= Written problem =
Can you transcribe the data exactly? Leave the pictures out.

-- -- --

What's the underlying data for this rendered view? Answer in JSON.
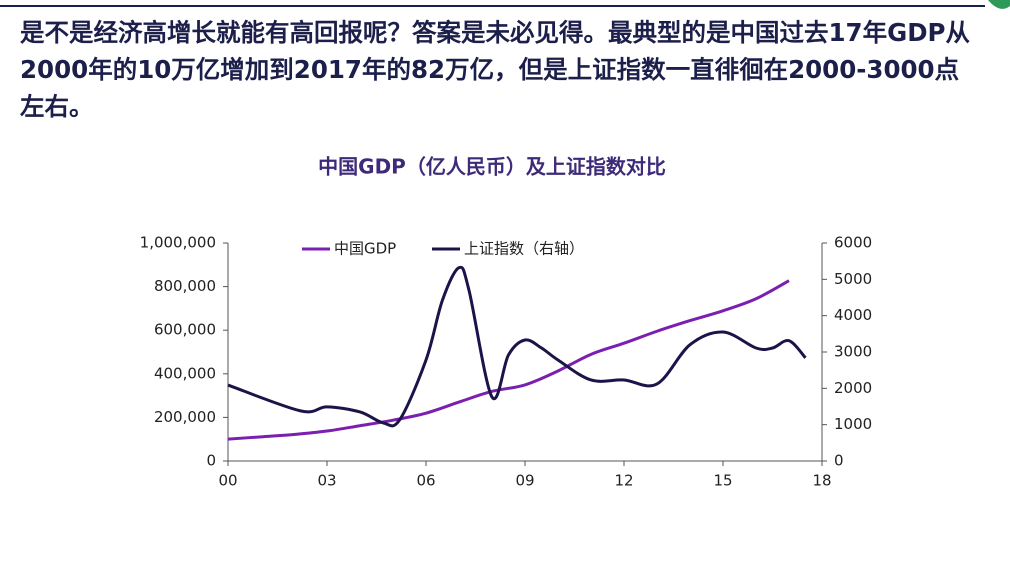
{
  "header": {
    "text": "是不是经济高增长就能有高回报呢？答案是未必见得。最典型的是中国过去17年GDP从2000年的10万亿增加到2017年的82万亿，但是上证指数一直徘徊在2000-3000点左右。"
  },
  "chart_data": {
    "type": "line",
    "title": "中国GDP（亿人民币）及上证指数对比",
    "xlim": [
      0,
      18
    ],
    "xticks": [
      {
        "value": 0,
        "label": "00"
      },
      {
        "value": 3,
        "label": "03"
      },
      {
        "value": 6,
        "label": "06"
      },
      {
        "value": 9,
        "label": "09"
      },
      {
        "value": 12,
        "label": "12"
      },
      {
        "value": 15,
        "label": "15"
      },
      {
        "value": 18,
        "label": "18"
      }
    ],
    "ylim": [
      0,
      1000000
    ],
    "yticks": [
      0,
      {
        "value": 200000,
        "label": "200,000"
      },
      {
        "value": 400000,
        "label": "400,000"
      },
      {
        "value": 600000,
        "label": "600,000"
      },
      {
        "value": 800000,
        "label": "800,000"
      },
      {
        "value": 1000000,
        "label": "1,000,000"
      }
    ],
    "y2lim": [
      0,
      6000
    ],
    "y2ticks": [
      0,
      1000,
      2000,
      3000,
      4000,
      5000,
      6000
    ],
    "grid": false,
    "legend": "top",
    "series": [
      {
        "name": "中国GDP",
        "color": "#7a1fb0",
        "x": [
          0,
          1,
          2,
          3,
          4,
          5,
          6,
          7,
          8,
          9,
          10,
          11,
          12,
          13,
          14,
          15,
          16,
          17
        ],
        "values": [
          100280,
          110863,
          121717,
          137422,
          161840,
          187319,
          219439,
          270232,
          319516,
          349081,
          413030,
          489301,
          540367,
          595244,
          643974,
          689052,
          744127,
          827122
        ]
      },
      {
        "name": "上证指数（右轴）",
        "color": "#1b1449",
        "axis": "y2",
        "x": [
          0,
          2.2,
          3,
          4,
          4.7,
          5.2,
          6,
          6.5,
          7,
          7.3,
          8,
          8.5,
          9,
          9.5,
          10,
          11,
          12,
          13,
          14,
          15,
          16,
          16.5,
          17,
          17.5
        ],
        "values": [
          2090,
          1380,
          1490,
          1350,
          1050,
          1130,
          2780,
          4430,
          5320,
          4710,
          1760,
          2920,
          3330,
          3110,
          2780,
          2230,
          2230,
          2120,
          3200,
          3550,
          3110,
          3110,
          3310,
          2840
        ]
      }
    ]
  }
}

-- -- --

= Written reply =
What's the underlying data for this rendered view? Answer in JSON.
{
  "header": {
    "text": "是不是经济高增长就能有高回报呢？答案是未必见得。最典型的是中国过去17年GDP从2000年的10万亿增加到2017年的82万亿，但是上证指数一直徘徊在2000-3000点左右。"
  },
  "chart_data": {
    "type": "line",
    "title": "中国GDP（亿人民币）及上证指数对比",
    "xlim": [
      0,
      18
    ],
    "xticks": [
      {
        "value": 0,
        "label": "00"
      },
      {
        "value": 3,
        "label": "03"
      },
      {
        "value": 6,
        "label": "06"
      },
      {
        "value": 9,
        "label": "09"
      },
      {
        "value": 12,
        "label": "12"
      },
      {
        "value": 15,
        "label": "15"
      },
      {
        "value": 18,
        "label": "18"
      }
    ],
    "ylim": [
      0,
      1000000
    ],
    "yticks": [
      0,
      {
        "value": 200000,
        "label": "200,000"
      },
      {
        "value": 400000,
        "label": "400,000"
      },
      {
        "value": 600000,
        "label": "600,000"
      },
      {
        "value": 800000,
        "label": "800,000"
      },
      {
        "value": 1000000,
        "label": "1,000,000"
      }
    ],
    "y2lim": [
      0,
      6000
    ],
    "y2ticks": [
      0,
      1000,
      2000,
      3000,
      4000,
      5000,
      6000
    ],
    "grid": false,
    "legend": "top",
    "series": [
      {
        "name": "中国GDP",
        "color": "#7a1fb0",
        "x": [
          0,
          1,
          2,
          3,
          4,
          5,
          6,
          7,
          8,
          9,
          10,
          11,
          12,
          13,
          14,
          15,
          16,
          17
        ],
        "values": [
          100280,
          110863,
          121717,
          137422,
          161840,
          187319,
          219439,
          270232,
          319516,
          349081,
          413030,
          489301,
          540367,
          595244,
          643974,
          689052,
          744127,
          827122
        ]
      },
      {
        "name": "上证指数（右轴）",
        "color": "#1b1449",
        "axis": "y2",
        "x": [
          0,
          2.2,
          3,
          4,
          4.7,
          5.2,
          6,
          6.5,
          7,
          7.3,
          8,
          8.5,
          9,
          9.5,
          10,
          11,
          12,
          13,
          14,
          15,
          16,
          16.5,
          17,
          17.5
        ],
        "values": [
          2090,
          1380,
          1490,
          1350,
          1050,
          1130,
          2780,
          4430,
          5320,
          4710,
          1760,
          2920,
          3330,
          3110,
          2780,
          2230,
          2230,
          2120,
          3200,
          3550,
          3110,
          3110,
          3310,
          2840
        ]
      }
    ]
  }
}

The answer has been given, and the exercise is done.